Stated problem: Check each line of the listing below for the string "попытался", and copy the ones that have it.

Stored data entries:
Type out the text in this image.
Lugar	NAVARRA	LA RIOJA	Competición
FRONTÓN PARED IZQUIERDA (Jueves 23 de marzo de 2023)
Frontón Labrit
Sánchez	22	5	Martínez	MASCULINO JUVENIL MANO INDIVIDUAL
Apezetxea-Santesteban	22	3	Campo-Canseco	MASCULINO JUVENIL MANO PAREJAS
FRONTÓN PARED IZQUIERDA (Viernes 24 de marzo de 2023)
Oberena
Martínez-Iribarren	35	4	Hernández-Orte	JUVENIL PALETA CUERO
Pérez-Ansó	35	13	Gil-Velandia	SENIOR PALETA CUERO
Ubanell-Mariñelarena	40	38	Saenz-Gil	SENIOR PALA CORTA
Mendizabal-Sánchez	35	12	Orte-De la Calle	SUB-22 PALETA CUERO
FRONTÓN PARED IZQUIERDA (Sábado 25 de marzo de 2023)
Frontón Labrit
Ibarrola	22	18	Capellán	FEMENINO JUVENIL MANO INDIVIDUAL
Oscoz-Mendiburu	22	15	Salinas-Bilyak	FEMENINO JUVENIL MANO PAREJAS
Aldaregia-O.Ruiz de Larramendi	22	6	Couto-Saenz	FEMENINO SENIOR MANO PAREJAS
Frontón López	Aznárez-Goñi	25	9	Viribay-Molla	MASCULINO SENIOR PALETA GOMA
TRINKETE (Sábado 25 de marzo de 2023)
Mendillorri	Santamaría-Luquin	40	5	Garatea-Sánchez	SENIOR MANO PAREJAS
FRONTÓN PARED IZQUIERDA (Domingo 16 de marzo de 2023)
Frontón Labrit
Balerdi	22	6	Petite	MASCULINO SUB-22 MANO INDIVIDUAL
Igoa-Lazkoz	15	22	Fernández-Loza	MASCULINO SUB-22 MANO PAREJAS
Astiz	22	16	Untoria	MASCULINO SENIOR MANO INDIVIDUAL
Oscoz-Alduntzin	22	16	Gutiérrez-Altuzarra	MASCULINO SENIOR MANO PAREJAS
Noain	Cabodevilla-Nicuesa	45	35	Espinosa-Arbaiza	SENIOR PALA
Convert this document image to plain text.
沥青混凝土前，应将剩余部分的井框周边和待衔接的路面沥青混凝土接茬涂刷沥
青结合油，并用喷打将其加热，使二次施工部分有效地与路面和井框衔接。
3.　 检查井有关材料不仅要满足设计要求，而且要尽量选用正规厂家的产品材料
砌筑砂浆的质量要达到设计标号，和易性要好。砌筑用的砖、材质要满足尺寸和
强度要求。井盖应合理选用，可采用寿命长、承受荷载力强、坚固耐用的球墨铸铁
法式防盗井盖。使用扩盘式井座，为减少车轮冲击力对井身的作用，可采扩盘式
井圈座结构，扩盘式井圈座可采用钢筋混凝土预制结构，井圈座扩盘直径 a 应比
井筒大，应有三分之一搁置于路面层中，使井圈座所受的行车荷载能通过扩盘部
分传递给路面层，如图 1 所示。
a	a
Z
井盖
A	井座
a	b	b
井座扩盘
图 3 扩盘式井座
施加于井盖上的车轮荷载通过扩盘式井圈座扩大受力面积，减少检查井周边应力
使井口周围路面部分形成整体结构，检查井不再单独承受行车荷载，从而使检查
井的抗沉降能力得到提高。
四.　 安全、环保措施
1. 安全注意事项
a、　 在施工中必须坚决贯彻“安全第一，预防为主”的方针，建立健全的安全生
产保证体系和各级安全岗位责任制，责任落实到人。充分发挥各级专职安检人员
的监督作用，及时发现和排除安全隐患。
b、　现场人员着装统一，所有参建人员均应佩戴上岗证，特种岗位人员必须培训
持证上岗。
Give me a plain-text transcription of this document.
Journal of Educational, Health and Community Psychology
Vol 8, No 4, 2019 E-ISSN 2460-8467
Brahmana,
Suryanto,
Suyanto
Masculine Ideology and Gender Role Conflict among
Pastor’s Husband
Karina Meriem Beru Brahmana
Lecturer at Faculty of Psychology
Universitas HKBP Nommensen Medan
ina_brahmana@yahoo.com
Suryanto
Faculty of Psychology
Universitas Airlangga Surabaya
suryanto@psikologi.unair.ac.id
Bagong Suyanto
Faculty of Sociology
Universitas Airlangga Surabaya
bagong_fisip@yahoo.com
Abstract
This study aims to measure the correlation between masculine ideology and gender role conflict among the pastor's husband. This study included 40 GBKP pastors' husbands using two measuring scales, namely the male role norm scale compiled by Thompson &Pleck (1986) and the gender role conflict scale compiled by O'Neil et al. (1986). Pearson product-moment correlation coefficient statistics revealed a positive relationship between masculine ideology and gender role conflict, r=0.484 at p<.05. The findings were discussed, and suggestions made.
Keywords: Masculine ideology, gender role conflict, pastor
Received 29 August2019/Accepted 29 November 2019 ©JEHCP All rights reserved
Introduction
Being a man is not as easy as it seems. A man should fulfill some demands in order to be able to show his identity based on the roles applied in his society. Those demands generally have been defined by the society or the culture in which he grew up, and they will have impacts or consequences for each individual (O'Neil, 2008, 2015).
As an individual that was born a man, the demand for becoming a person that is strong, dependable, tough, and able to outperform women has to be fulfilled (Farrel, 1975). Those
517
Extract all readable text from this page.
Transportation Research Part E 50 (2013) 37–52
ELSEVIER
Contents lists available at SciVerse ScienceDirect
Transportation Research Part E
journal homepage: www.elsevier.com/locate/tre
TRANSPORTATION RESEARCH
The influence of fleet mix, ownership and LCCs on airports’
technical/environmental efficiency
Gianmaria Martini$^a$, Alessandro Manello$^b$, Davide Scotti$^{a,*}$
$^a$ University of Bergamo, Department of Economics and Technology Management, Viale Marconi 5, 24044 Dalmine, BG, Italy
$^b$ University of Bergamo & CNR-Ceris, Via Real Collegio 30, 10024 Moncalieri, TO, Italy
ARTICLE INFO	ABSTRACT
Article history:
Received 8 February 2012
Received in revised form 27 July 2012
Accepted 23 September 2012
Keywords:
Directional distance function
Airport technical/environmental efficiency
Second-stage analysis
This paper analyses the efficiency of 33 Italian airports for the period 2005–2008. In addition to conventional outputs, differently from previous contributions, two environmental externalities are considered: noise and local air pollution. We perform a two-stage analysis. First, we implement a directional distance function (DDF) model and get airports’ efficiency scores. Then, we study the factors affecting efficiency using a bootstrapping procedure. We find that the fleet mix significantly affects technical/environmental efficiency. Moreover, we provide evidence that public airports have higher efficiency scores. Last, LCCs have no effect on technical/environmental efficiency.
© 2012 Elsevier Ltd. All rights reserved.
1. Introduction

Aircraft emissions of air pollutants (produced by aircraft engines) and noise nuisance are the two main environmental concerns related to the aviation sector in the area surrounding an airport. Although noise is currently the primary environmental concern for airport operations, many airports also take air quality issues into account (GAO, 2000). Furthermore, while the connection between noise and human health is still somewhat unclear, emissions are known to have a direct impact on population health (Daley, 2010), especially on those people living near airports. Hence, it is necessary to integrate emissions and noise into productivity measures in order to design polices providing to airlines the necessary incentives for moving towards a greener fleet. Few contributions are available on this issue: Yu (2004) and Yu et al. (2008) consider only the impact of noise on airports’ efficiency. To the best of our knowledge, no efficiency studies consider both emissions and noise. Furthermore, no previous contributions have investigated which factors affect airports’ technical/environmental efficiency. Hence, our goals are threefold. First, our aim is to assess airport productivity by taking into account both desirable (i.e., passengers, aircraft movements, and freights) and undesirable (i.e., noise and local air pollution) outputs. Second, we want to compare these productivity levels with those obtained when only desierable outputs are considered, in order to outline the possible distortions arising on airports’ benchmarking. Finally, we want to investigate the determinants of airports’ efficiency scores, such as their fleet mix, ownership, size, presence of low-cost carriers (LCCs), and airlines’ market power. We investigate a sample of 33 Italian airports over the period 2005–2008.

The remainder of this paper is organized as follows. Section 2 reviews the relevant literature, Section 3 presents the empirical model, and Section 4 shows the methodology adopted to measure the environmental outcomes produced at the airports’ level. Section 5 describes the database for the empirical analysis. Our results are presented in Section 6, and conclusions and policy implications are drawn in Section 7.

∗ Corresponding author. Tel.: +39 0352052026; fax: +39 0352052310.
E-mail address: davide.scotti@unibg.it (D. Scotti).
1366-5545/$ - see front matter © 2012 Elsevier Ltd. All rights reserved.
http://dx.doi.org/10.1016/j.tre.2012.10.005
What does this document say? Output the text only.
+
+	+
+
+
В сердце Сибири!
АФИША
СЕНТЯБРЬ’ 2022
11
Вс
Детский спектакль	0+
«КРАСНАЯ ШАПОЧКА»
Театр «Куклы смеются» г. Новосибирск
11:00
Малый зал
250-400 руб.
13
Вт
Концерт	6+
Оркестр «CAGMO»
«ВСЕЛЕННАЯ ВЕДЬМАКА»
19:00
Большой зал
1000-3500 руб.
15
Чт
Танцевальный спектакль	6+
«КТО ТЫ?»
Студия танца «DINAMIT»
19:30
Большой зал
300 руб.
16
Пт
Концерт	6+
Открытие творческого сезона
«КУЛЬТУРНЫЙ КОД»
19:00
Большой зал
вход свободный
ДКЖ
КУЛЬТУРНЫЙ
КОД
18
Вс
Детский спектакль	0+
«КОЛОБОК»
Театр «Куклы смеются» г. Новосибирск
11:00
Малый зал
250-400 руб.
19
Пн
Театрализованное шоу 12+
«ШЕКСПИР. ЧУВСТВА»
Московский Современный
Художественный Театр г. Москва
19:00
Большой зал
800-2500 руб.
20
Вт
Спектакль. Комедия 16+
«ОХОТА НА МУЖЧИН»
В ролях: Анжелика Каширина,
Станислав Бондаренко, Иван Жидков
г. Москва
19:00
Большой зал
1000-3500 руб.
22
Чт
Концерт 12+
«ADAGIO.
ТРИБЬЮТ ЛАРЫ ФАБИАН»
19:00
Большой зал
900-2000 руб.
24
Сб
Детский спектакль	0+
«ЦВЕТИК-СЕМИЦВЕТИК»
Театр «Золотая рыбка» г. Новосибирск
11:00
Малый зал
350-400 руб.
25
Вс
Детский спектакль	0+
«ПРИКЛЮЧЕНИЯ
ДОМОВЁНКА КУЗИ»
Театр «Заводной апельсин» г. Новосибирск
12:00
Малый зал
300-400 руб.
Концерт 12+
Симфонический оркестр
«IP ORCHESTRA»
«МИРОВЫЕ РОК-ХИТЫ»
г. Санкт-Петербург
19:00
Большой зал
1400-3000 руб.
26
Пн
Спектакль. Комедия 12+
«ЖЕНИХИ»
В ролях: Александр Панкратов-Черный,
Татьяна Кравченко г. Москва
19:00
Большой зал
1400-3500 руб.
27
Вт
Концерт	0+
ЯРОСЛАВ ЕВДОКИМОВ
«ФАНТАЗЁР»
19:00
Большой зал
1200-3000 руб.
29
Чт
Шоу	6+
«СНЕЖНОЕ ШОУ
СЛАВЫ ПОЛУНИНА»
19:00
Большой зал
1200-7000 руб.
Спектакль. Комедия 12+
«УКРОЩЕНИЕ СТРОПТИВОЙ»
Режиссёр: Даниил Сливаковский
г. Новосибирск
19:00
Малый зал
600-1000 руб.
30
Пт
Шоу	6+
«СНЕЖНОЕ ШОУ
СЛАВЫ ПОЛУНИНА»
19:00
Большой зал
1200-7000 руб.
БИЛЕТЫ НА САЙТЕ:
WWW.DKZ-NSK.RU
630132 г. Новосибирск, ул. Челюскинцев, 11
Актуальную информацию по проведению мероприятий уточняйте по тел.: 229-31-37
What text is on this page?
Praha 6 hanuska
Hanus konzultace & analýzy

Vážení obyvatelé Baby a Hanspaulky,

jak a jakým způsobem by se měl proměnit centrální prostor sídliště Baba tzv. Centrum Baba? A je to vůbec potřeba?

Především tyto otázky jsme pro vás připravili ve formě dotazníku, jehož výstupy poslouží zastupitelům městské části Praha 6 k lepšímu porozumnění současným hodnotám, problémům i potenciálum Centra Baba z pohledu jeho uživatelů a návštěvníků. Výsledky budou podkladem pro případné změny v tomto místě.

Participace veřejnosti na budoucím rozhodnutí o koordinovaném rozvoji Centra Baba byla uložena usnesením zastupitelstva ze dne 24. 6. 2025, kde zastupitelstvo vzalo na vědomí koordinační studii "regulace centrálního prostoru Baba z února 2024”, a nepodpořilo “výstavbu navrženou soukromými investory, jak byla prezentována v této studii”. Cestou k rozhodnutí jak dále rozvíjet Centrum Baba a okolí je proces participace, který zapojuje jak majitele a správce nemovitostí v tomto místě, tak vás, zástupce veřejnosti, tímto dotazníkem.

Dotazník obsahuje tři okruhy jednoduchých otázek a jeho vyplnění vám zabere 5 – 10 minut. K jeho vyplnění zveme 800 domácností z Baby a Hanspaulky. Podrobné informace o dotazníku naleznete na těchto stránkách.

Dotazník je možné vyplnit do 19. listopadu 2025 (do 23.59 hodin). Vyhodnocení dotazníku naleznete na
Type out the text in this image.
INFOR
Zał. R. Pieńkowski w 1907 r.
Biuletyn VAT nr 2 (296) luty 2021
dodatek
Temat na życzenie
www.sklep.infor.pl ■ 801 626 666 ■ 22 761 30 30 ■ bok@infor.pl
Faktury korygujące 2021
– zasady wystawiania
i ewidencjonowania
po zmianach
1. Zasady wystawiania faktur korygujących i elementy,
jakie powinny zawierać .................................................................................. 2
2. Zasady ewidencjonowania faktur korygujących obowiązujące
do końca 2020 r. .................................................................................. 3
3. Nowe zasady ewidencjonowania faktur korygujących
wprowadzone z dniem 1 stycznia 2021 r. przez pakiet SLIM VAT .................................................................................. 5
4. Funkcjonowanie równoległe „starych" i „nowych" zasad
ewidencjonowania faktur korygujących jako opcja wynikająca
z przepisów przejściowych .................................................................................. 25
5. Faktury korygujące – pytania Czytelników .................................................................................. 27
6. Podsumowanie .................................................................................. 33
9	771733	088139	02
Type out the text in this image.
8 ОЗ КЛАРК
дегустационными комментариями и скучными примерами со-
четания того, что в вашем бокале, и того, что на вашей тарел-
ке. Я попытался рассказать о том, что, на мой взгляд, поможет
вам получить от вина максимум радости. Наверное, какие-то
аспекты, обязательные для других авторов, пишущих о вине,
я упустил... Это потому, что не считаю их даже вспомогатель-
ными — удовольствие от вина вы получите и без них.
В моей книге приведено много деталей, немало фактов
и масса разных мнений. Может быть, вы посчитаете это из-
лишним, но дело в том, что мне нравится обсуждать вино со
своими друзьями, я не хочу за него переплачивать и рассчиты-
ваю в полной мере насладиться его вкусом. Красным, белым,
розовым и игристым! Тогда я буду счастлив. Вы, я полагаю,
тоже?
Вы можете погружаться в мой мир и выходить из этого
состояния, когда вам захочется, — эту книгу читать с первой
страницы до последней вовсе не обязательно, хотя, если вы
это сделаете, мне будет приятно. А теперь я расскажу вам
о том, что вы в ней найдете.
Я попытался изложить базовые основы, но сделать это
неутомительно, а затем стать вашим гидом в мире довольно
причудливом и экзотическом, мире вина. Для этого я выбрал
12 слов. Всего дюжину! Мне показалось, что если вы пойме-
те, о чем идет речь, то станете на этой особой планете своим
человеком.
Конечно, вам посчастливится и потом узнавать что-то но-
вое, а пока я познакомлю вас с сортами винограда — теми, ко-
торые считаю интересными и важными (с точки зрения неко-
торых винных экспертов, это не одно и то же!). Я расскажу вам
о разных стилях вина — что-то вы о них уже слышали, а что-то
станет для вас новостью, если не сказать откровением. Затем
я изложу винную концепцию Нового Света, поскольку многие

Reply:
ке. Я попытался рассказать о том, что, на мой взгляд, поможет
Я попытался изложить базовые основы, но сделать это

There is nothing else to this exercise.